Filter out everything except lines holding "Bland".
*****
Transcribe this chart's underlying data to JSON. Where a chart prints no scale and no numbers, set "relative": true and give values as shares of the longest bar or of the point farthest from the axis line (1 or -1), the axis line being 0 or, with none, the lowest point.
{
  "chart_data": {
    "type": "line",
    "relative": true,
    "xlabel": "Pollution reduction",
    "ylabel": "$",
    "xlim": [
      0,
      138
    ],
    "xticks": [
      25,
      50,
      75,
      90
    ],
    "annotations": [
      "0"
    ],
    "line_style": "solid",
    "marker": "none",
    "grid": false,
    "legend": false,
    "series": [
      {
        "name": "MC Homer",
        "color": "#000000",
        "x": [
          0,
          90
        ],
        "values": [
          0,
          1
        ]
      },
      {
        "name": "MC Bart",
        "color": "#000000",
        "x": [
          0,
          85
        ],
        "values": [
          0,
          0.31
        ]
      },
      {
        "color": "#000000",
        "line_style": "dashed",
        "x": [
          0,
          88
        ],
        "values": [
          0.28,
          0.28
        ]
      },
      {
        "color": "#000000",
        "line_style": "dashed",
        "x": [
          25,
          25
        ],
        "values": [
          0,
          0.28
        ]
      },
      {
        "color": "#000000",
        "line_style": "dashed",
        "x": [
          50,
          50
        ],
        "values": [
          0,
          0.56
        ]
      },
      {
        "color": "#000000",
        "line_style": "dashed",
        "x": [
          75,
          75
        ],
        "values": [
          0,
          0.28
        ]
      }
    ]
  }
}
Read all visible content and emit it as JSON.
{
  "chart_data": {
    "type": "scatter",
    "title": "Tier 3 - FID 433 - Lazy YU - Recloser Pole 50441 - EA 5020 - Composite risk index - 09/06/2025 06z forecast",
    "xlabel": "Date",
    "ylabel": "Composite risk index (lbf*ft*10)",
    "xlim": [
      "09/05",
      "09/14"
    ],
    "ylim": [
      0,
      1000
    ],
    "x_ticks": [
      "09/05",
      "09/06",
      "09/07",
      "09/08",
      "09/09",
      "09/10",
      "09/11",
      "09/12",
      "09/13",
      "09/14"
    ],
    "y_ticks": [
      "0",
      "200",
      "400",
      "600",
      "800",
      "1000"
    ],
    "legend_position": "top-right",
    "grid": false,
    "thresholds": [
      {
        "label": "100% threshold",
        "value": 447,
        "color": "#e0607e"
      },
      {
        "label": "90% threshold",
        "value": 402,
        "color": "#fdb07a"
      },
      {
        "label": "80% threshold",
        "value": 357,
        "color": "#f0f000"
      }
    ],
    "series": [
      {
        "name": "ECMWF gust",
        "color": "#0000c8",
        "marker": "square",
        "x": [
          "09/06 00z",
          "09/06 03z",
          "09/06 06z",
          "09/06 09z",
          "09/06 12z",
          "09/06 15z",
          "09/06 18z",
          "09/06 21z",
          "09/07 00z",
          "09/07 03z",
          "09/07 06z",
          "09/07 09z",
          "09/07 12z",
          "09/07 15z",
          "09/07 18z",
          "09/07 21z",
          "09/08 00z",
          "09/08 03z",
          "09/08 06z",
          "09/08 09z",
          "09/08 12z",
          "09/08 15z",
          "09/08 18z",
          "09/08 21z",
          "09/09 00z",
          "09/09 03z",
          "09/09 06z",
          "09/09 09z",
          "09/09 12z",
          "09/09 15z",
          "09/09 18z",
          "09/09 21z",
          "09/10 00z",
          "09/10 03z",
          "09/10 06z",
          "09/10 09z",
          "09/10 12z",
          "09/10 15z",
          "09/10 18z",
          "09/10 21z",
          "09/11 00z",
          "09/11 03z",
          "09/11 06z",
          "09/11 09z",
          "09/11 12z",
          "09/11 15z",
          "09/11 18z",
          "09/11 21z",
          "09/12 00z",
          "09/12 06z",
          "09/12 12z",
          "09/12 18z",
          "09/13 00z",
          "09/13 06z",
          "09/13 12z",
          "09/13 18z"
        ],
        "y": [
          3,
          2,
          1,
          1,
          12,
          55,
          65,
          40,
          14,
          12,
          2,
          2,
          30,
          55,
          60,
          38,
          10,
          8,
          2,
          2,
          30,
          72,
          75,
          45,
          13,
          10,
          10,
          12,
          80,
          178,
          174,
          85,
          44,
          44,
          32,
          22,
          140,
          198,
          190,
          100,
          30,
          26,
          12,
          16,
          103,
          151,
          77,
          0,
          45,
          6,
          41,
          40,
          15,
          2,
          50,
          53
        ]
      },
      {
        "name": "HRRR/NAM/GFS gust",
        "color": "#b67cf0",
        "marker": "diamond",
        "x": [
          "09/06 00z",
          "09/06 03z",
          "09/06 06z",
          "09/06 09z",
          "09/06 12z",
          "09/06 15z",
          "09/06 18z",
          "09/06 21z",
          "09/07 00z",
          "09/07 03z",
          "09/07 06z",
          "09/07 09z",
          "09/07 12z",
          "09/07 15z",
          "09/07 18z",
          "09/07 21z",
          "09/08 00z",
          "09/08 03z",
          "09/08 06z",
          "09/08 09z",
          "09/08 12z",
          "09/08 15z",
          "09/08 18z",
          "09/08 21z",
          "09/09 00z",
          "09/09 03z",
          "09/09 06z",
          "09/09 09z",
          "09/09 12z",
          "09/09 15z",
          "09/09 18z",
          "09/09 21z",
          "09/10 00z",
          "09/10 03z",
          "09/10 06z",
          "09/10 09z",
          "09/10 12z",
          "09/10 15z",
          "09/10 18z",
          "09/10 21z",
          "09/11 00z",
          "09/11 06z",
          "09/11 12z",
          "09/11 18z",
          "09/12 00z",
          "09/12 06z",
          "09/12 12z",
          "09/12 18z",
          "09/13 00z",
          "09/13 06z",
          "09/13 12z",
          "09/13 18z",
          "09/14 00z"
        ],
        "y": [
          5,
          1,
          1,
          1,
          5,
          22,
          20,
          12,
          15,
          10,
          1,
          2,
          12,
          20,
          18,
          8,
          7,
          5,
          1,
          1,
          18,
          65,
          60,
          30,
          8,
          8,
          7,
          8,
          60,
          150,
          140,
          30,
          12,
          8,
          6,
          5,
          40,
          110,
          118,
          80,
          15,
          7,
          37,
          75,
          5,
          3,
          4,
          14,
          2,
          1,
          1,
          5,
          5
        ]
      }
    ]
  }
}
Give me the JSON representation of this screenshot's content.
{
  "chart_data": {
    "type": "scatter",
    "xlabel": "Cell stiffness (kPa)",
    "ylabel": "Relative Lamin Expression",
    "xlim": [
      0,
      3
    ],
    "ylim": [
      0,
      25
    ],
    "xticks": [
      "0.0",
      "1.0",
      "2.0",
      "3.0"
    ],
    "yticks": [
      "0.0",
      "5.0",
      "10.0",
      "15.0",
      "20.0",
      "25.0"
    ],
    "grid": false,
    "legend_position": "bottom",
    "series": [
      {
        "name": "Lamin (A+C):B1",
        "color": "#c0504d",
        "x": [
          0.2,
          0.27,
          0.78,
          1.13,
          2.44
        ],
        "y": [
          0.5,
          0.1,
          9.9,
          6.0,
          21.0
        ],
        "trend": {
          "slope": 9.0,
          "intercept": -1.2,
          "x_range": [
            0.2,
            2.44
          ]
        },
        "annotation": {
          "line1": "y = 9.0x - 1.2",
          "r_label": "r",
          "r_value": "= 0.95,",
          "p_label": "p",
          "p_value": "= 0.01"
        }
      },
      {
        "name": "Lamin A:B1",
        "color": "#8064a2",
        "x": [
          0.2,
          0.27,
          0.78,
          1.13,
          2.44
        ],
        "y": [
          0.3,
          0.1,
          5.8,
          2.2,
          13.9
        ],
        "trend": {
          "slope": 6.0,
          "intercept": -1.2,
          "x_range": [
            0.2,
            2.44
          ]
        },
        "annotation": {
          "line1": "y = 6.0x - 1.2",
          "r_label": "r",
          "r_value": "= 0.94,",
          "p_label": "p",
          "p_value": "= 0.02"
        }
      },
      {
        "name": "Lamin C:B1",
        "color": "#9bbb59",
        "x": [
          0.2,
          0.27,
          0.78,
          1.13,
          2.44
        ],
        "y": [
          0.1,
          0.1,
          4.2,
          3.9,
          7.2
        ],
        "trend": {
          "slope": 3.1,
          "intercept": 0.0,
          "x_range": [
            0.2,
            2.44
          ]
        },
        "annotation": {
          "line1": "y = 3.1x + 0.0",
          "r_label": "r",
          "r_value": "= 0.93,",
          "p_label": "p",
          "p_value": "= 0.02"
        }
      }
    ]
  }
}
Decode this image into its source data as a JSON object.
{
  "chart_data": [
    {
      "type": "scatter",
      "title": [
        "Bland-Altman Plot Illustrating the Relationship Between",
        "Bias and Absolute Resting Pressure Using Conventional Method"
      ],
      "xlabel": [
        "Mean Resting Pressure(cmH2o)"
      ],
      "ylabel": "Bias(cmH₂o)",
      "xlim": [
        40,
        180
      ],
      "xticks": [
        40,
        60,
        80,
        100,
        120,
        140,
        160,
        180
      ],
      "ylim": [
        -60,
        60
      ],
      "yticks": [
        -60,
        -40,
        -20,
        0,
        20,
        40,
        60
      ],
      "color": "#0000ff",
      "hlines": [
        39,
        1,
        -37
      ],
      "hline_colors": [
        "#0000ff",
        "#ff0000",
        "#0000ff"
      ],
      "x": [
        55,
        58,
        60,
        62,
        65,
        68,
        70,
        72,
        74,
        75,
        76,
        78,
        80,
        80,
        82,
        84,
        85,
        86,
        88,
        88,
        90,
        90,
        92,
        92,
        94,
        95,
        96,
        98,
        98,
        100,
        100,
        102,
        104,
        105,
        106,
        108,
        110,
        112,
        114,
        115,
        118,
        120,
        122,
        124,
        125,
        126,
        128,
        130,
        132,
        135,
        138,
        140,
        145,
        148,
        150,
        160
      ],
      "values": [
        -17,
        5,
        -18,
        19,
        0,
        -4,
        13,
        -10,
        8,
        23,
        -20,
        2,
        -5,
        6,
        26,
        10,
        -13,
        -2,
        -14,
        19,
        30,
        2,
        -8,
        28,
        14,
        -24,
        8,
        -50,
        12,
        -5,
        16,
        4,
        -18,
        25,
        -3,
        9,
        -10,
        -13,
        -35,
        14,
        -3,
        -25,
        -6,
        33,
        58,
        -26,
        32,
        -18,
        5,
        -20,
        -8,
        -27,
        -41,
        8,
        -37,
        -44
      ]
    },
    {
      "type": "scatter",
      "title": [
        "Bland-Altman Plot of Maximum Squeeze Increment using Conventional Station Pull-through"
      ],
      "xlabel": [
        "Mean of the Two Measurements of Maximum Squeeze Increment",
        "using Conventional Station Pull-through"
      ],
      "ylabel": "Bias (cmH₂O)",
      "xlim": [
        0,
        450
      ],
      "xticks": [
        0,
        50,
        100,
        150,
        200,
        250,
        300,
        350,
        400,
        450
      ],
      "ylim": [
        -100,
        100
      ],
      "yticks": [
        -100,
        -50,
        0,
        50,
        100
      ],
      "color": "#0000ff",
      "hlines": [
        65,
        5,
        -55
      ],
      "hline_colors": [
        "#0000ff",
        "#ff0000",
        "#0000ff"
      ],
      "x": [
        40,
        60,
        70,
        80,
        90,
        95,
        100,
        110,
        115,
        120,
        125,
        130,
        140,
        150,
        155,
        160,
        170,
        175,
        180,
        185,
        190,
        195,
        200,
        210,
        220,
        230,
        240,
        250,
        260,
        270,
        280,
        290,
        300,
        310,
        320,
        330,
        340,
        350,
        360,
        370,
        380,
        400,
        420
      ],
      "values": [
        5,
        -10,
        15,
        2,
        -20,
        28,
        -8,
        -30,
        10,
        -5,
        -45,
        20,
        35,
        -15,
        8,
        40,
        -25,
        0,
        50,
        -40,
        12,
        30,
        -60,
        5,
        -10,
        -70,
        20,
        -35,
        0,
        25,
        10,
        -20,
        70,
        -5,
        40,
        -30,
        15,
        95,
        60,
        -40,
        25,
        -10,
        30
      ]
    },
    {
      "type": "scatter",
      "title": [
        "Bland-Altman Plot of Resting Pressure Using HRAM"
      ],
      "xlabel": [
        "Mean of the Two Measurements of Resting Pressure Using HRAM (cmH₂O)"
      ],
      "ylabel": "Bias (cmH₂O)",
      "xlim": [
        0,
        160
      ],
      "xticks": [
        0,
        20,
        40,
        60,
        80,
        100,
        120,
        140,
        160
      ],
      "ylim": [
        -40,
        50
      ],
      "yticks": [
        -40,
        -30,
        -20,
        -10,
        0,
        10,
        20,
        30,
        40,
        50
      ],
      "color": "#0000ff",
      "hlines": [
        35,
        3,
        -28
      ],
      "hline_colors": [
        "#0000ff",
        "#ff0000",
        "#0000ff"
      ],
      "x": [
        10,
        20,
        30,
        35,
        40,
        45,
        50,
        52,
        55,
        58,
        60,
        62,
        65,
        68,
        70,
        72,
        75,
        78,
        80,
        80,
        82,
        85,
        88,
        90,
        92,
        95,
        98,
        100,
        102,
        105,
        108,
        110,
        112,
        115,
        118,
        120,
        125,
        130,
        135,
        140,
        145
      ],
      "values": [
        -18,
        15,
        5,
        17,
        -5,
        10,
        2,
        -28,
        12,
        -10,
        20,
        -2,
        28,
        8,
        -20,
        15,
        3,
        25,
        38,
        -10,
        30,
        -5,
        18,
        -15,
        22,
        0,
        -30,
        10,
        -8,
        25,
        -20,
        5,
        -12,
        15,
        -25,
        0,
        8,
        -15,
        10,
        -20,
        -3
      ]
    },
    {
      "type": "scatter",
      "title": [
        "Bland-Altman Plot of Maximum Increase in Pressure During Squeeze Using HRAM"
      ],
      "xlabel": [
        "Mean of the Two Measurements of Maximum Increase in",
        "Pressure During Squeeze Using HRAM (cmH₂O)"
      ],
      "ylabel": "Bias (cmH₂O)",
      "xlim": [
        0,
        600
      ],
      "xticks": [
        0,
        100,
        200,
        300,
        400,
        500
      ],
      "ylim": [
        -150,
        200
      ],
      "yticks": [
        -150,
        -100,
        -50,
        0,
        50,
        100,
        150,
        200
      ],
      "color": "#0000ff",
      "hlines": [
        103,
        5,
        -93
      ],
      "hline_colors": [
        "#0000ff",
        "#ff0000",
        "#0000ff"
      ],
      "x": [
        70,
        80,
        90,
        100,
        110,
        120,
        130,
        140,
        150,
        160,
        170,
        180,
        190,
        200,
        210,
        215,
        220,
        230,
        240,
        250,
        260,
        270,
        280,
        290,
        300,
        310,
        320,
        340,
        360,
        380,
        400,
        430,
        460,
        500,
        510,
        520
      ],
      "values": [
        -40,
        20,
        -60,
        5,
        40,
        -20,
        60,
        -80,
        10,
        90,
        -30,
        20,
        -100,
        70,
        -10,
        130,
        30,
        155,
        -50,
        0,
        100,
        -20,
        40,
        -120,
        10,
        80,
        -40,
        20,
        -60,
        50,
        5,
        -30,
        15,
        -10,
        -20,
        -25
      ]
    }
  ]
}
*****
Solution -
        "Bland-Altman Plot Illustrating the Relationship Between",
        "Bland-Altman Plot of Maximum Squeeze Increment using Conventional Station Pull-through"
        "Bland-Altman Plot of Resting Pressure Using HRAM"
        "Bland-Altman Plot of Maximum Increase in Pressure During Squeeze Using HRAM"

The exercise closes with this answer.